* **What to produce**: Can you transcribe the data exactly? Leave the pictures out.

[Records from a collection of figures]
┄┄┄┄┄┄┄┄┄┄┄┄┄┄┄┄┄┄┄┄
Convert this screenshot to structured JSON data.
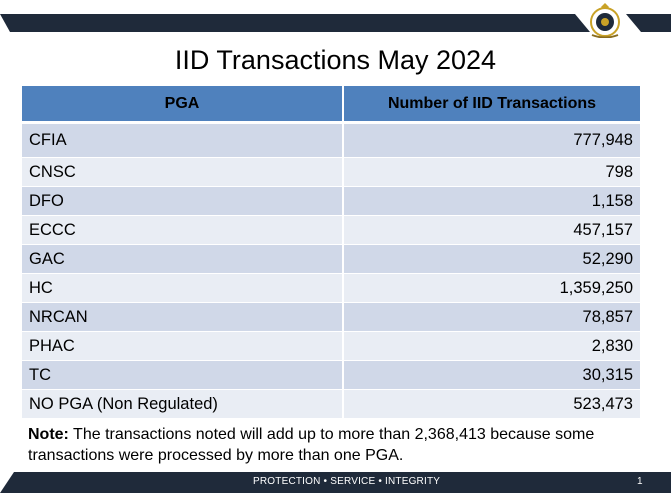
{
  "slide": {
    "title": "IID Transactions May 2024",
    "footer": "PROTECTION • SERVICE • INTEGRITY",
    "page_number": "1"
  },
  "table": {
    "headers": [
      "PGA",
      "Number of IID Transactions"
    ],
    "rows": [
      {
        "pga": "CFIA",
        "count": "777,948"
      },
      {
        "pga": "CNSC",
        "count": "798"
      },
      {
        "pga": "DFO",
        "count": "1,158"
      },
      {
        "pga": "ECCC",
        "count": "457,157"
      },
      {
        "pga": "GAC",
        "count": "52,290"
      },
      {
        "pga": "HC",
        "count": "1,359,250"
      },
      {
        "pga": "NRCAN",
        "count": "78,857"
      },
      {
        "pga": "PHAC",
        "count": "2,830"
      },
      {
        "pga": "TC",
        "count": "30,315"
      },
      {
        "pga": "NO PGA (Non Regulated)",
        "count": "523,473"
      }
    ]
  },
  "note": {
    "label": "Note:",
    "text": " The transactions noted will add up to more than 2,368,413 because some transactions were processed by more than one PGA."
  },
  "colors": {
    "header": "#4f81bd",
    "row_odd": "#d0d8e8",
    "row_even": "#e9edf4",
    "bar": "#1f2a3a"
  }
}
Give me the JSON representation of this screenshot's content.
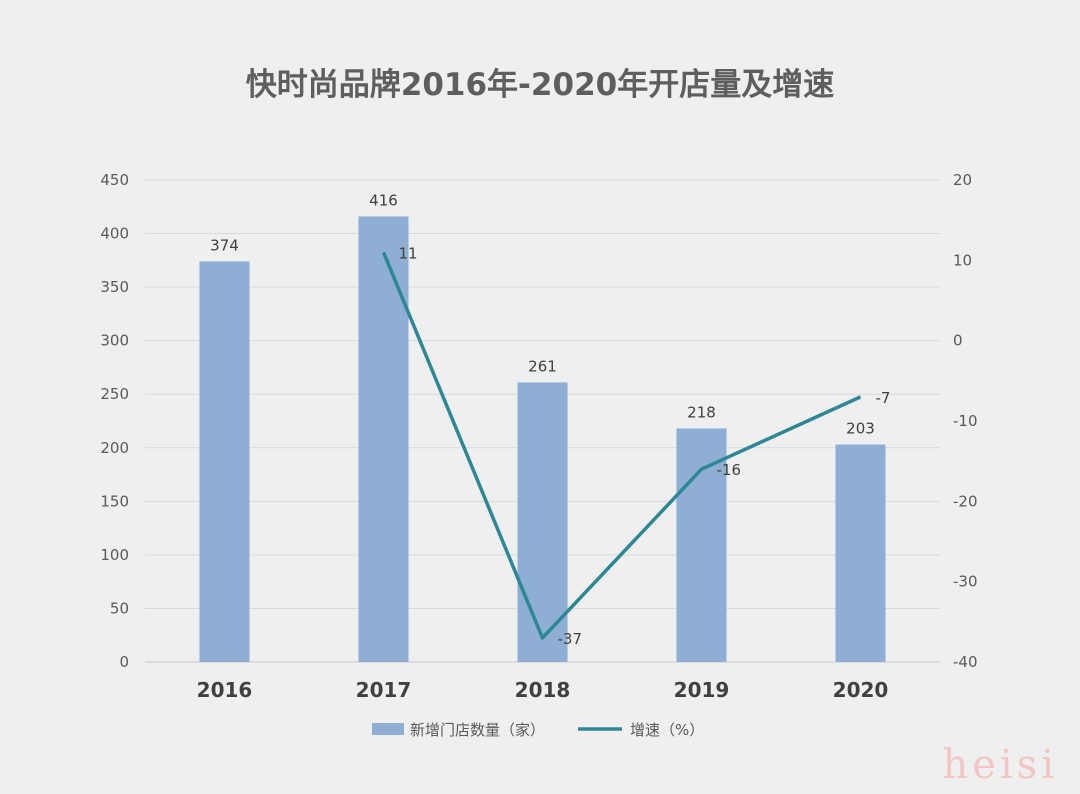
{
  "chart_data": {
    "type": "bar",
    "title": "快时尚品牌2016年-2020年开店量及增速",
    "categories": [
      "2016",
      "2017",
      "2018",
      "2019",
      "2020"
    ],
    "series": [
      {
        "name": "新增门店数量（家）",
        "type": "bar",
        "axis": "left",
        "values": [
          374,
          416,
          261,
          218,
          203
        ],
        "color": "#8eaed3"
      },
      {
        "name": "增速（%）",
        "type": "line",
        "axis": "right",
        "values": [
          null,
          11,
          -37,
          -16,
          -7
        ],
        "color": "#2e8795"
      }
    ],
    "y_left": {
      "min": 0,
      "max": 450,
      "step": 50,
      "ticks": [
        "0",
        "50",
        "100",
        "150",
        "200",
        "250",
        "300",
        "350",
        "400",
        "450"
      ]
    },
    "y_right": {
      "min": -40,
      "max": 20,
      "step": 10,
      "ticks": [
        "-40",
        "-30",
        "-20",
        "-10",
        "0",
        "10",
        "20"
      ]
    },
    "grid": true,
    "legend_position": "bottom"
  },
  "watermark": "heisi"
}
┄┄┄┄┄┄┄┄┄┄┄┄┄┄┄┄┄┄┄┄
* **Task result**:
Convert this screenshot to structured JSON data.
{
  "slide": {
    "title": "IID Transactions May 2024",
    "footer": "PROTECTION • SERVICE • INTEGRITY",
    "page_number": "1"
  },
  "table": {
    "headers": [
      "PGA",
      "Number of IID Transactions"
    ],
    "rows": [
      {
        "pga": "CFIA",
        "count": "777,948"
      },
      {
        "pga": "CNSC",
        "count": "798"
      },
      {
        "pga": "DFO",
        "count": "1,158"
      },
      {
        "pga": "ECCC",
        "count": "457,157"
      },
      {
        "pga": "GAC",
        "count": "52,290"
      },
      {
        "pga": "HC",
        "count": "1,359,250"
      },
      {
        "pga": "NRCAN",
        "count": "78,857"
      },
      {
        "pga": "PHAC",
        "count": "2,830"
      },
      {
        "pga": "TC",
        "count": "30,315"
      },
      {
        "pga": "NO PGA (Non Regulated)",
        "count": "523,473"
      }
    ]
  },
  "note": {
    "label": "Note:",
    "text": " The transactions noted will add up to more than 2,368,413 because some transactions were processed by more than one PGA."
  },
  "colors": {
    "header": "#4f81bd",
    "row_odd": "#d0d8e8",
    "row_even": "#e9edf4",
    "bar": "#1f2a3a"
  }
}
Give me the JSON representation of this screenshot's content.
{
  "chart_data": {
    "type": "bar",
    "title": "快时尚品牌2016年-2020年开店量及增速",
    "categories": [
      "2016",
      "2017",
      "2018",
      "2019",
      "2020"
    ],
    "series": [
      {
        "name": "新增门店数量（家）",
        "type": "bar",
        "axis": "left",
        "values": [
          374,
          416,
          261,
          218,
          203
        ],
        "color": "#8eaed3"
      },
      {
        "name": "增速（%）",
        "type": "line",
        "axis": "right",
        "values": [
          null,
          11,
          -37,
          -16,
          -7
        ],
        "color": "#2e8795"
      }
    ],
    "y_left": {
      "min": 0,
      "max": 450,
      "step": 50,
      "ticks": [
        "0",
        "50",
        "100",
        "150",
        "200",
        "250",
        "300",
        "350",
        "400",
        "450"
      ]
    },
    "y_right": {
      "min": -40,
      "max": 20,
      "step": 10,
      "ticks": [
        "-40",
        "-30",
        "-20",
        "-10",
        "0",
        "10",
        "20"
      ]
    },
    "grid": true,
    "legend_position": "bottom"
  },
  "watermark": "heisi"
}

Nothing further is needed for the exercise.